**Brief:** Reproduce all of the lines below verbatim, leaving out the pictures.

Records of where elements appear:
◆ ◆ ◆ ◆
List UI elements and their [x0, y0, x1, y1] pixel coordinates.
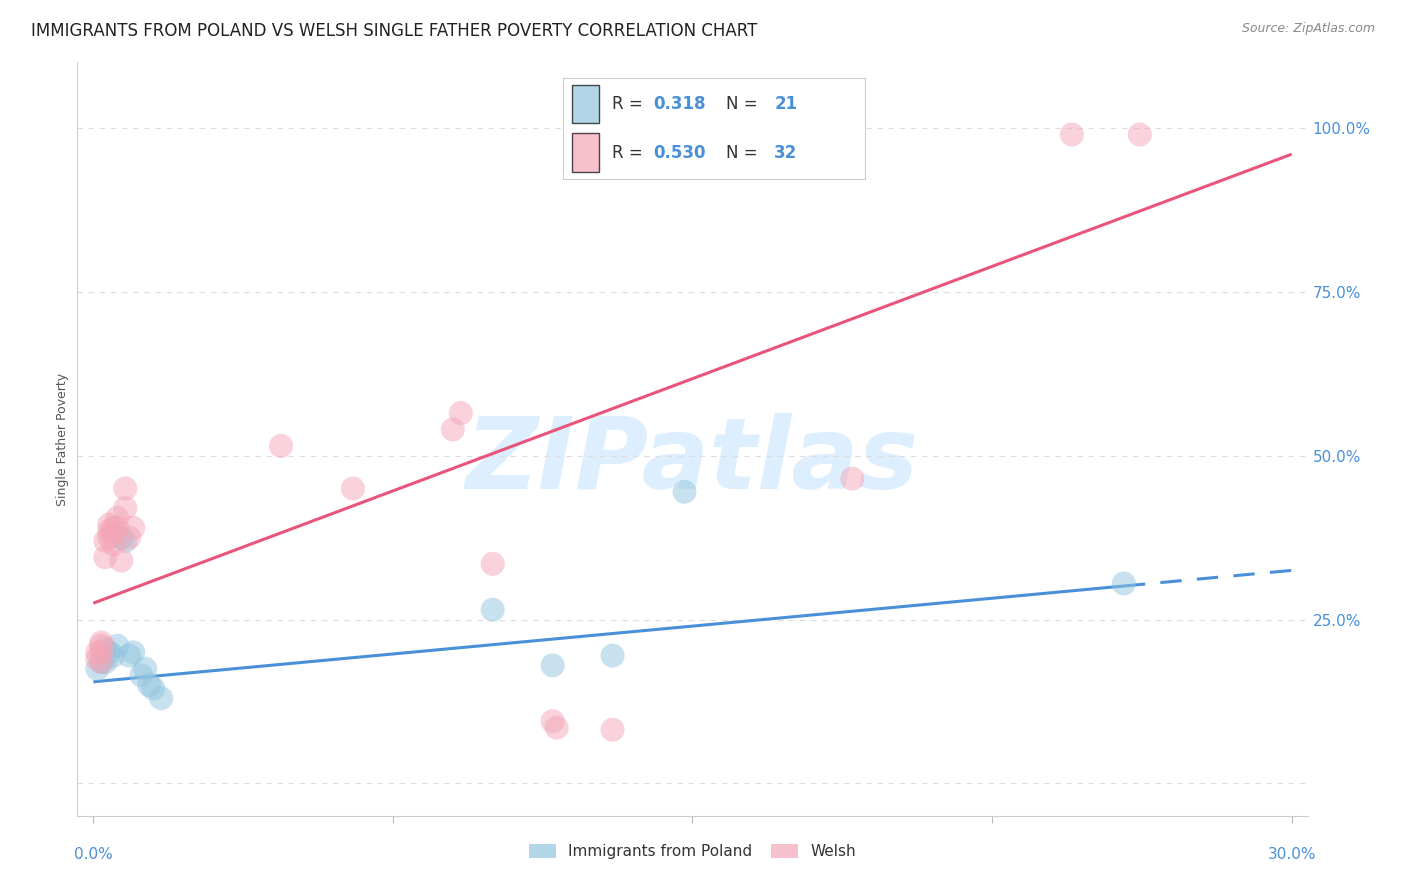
Point: [142, 681, 165, 696]
Text: ZIPatlas: ZIPatlas: [465, 413, 920, 510]
Text: 0.0%: 0.0%: [75, 847, 112, 862]
Point: [1129, 128, 1152, 142]
Point: [103, 648, 125, 663]
Point: [138, 678, 160, 692]
Point: [110, 553, 132, 567]
Point: [541, 714, 564, 728]
Point: [673, 484, 696, 499]
Point: [602, 723, 624, 737]
Point: [98, 524, 121, 538]
Point: [86, 652, 108, 666]
Point: [541, 658, 564, 673]
Point: [90, 645, 112, 659]
Point: [90, 655, 112, 669]
Point: [118, 531, 141, 545]
Point: [602, 648, 624, 663]
Point: [98, 645, 121, 659]
Point: [1112, 576, 1135, 591]
Point: [94, 533, 117, 548]
Point: [118, 648, 141, 663]
Point: [342, 482, 364, 496]
Point: [450, 406, 472, 420]
Point: [270, 439, 292, 453]
Point: [90, 655, 112, 669]
Point: [1060, 128, 1083, 142]
Point: [90, 635, 112, 649]
Point: [98, 517, 121, 532]
Legend: Immigrants from Poland, Welsh: Immigrants from Poland, Welsh: [523, 838, 862, 865]
Point: [86, 662, 108, 676]
Point: [122, 521, 145, 535]
Text: 30.0%: 30.0%: [1267, 847, 1316, 862]
Point: [122, 645, 145, 659]
Point: [841, 472, 863, 486]
Point: [86, 645, 108, 659]
Point: [150, 691, 173, 706]
Point: [103, 527, 125, 541]
Text: IMMIGRANTS FROM POLAND VS WELSH SINGLE FATHER POVERTY CORRELATION CHART: IMMIGRANTS FROM POLAND VS WELSH SINGLE F…: [31, 22, 758, 40]
Point: [105, 511, 128, 525]
Point: [98, 531, 121, 545]
Point: [114, 482, 136, 496]
Point: [110, 531, 132, 545]
Y-axis label: Single Father Poverty: Single Father Poverty: [56, 373, 69, 506]
Point: [134, 662, 156, 676]
Point: [94, 550, 117, 565]
Point: [481, 557, 503, 571]
Point: [105, 521, 128, 535]
Text: Source: ZipAtlas.com: Source: ZipAtlas.com: [1241, 22, 1375, 36]
Point: [103, 537, 125, 551]
Point: [481, 603, 503, 617]
Point: [94, 655, 117, 669]
Point: [441, 422, 464, 436]
Point: [546, 721, 568, 735]
Point: [105, 639, 128, 653]
Point: [129, 668, 152, 682]
Point: [114, 533, 136, 548]
Point: [103, 521, 125, 535]
Point: [90, 639, 112, 653]
Point: [114, 501, 136, 516]
Point: [94, 642, 117, 657]
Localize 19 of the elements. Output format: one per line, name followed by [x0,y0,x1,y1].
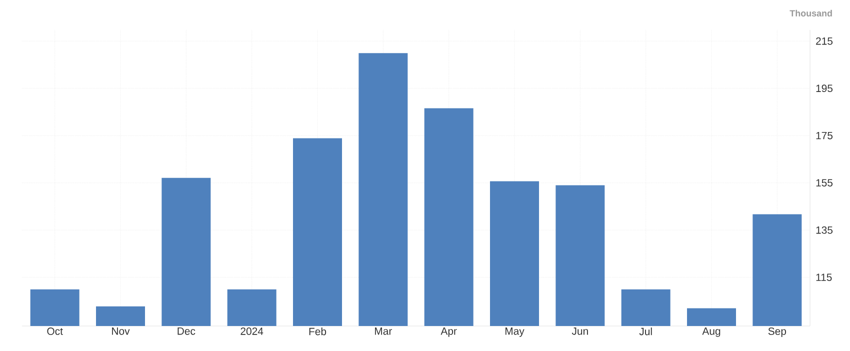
x-tick-label: Jul [639,328,652,336]
x-tick-label: Sep [768,328,786,337]
y-tick-label: 175 [816,132,833,140]
y-tick-label: 215 [816,37,833,45]
x-tick-label: Oct [47,328,63,335]
x-tick-label: Jun [572,328,588,335]
y-axis-title: Thousand [790,10,832,16]
x-tick-label: Dec [178,328,196,335]
y-tick-label: 135 [816,226,833,234]
x-tick-label: May [505,328,524,337]
y-tick-label: 155 [816,179,833,186]
x-tick-label: Nov [112,328,130,335]
x-tick-label: Apr [440,328,457,337]
x-tick-label: Aug [702,328,720,337]
x-tick-label: 2024 [240,328,264,335]
y-tick-label: 195 [816,84,833,92]
x-tick-label: Feb [309,328,326,336]
x-tick-label: Mar [375,328,392,335]
y-tick-label: 115 [816,274,832,281]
◆ ◆ ◆ ◆
**Solution for this exercise:**
List UI elements and their [x0, y0, x1, y1] pixel coordinates.
Point: [142, 681, 165, 696]
Text: ZIPatlas: ZIPatlas: [465, 413, 920, 510]
Text: 0.0%: 0.0%: [75, 847, 112, 862]
Point: [1129, 128, 1152, 142]
Point: [103, 648, 125, 663]
Point: [138, 678, 160, 692]
Point: [110, 553, 132, 567]
Point: [541, 714, 564, 728]
Point: [673, 484, 696, 499]
Point: [602, 723, 624, 737]
Point: [98, 524, 121, 538]
Point: [86, 652, 108, 666]
Point: [541, 658, 564, 673]
Point: [90, 645, 112, 659]
Point: [90, 655, 112, 669]
Point: [118, 531, 141, 545]
Point: [602, 648, 624, 663]
Point: [98, 645, 121, 659]
Point: [1112, 576, 1135, 591]
Point: [94, 533, 117, 548]
Point: [118, 648, 141, 663]
Point: [342, 482, 364, 496]
Point: [450, 406, 472, 420]
Point: [270, 439, 292, 453]
Point: [90, 655, 112, 669]
Point: [1060, 128, 1083, 142]
Point: [90, 635, 112, 649]
Point: [98, 517, 121, 532]
Legend: Immigrants from Poland, Welsh: Immigrants from Poland, Welsh: [523, 838, 862, 865]
Point: [86, 662, 108, 676]
Point: [122, 521, 145, 535]
Text: 30.0%: 30.0%: [1267, 847, 1316, 862]
Point: [122, 645, 145, 659]
Point: [841, 472, 863, 486]
Point: [86, 645, 108, 659]
Point: [150, 691, 173, 706]
Point: [103, 527, 125, 541]
Text: IMMIGRANTS FROM POLAND VS WELSH SINGLE FATHER POVERTY CORRELATION CHART: IMMIGRANTS FROM POLAND VS WELSH SINGLE F…: [31, 22, 758, 40]
Point: [105, 511, 128, 525]
Point: [98, 531, 121, 545]
Point: [114, 482, 136, 496]
Point: [110, 531, 132, 545]
Y-axis label: Single Father Poverty: Single Father Poverty: [56, 373, 69, 506]
Point: [134, 662, 156, 676]
Point: [94, 550, 117, 565]
Point: [481, 557, 503, 571]
Point: [105, 521, 128, 535]
Text: Source: ZipAtlas.com: Source: ZipAtlas.com: [1241, 22, 1375, 36]
Point: [103, 537, 125, 551]
Point: [481, 603, 503, 617]
Point: [94, 655, 117, 669]
Point: [441, 422, 464, 436]
Point: [546, 721, 568, 735]
Point: [105, 639, 128, 653]
Point: [129, 668, 152, 682]
Point: [114, 533, 136, 548]
Point: [103, 521, 125, 535]
Point: [90, 639, 112, 653]
Point: [114, 501, 136, 516]
Point: [94, 642, 117, 657]
Localize 19 of the elements. Output format: one per line, name followed by [x0,y0,x1,y1].
x-tick-label: Jul [639,328,652,336]
x-tick-label: Sep [768,328,786,337]
y-tick-label: 175 [816,132,833,140]
y-tick-label: 215 [816,37,833,45]
x-tick-label: Oct [47,328,63,335]
x-tick-label: Jun [572,328,588,335]
y-axis-title: Thousand [790,10,832,16]
x-tick-label: Dec [178,328,196,335]
y-tick-label: 135 [816,226,833,234]
x-tick-label: May [505,328,524,337]
y-tick-label: 155 [816,179,833,186]
x-tick-label: Nov [112,328,130,335]
x-tick-label: Apr [440,328,457,337]
x-tick-label: Aug [702,328,720,337]
x-tick-label: 2024 [240,328,264,335]
y-tick-label: 195 [816,84,833,92]
x-tick-label: Feb [309,328,326,336]
x-tick-label: Mar [375,328,392,335]
y-tick-label: 115 [816,274,832,281]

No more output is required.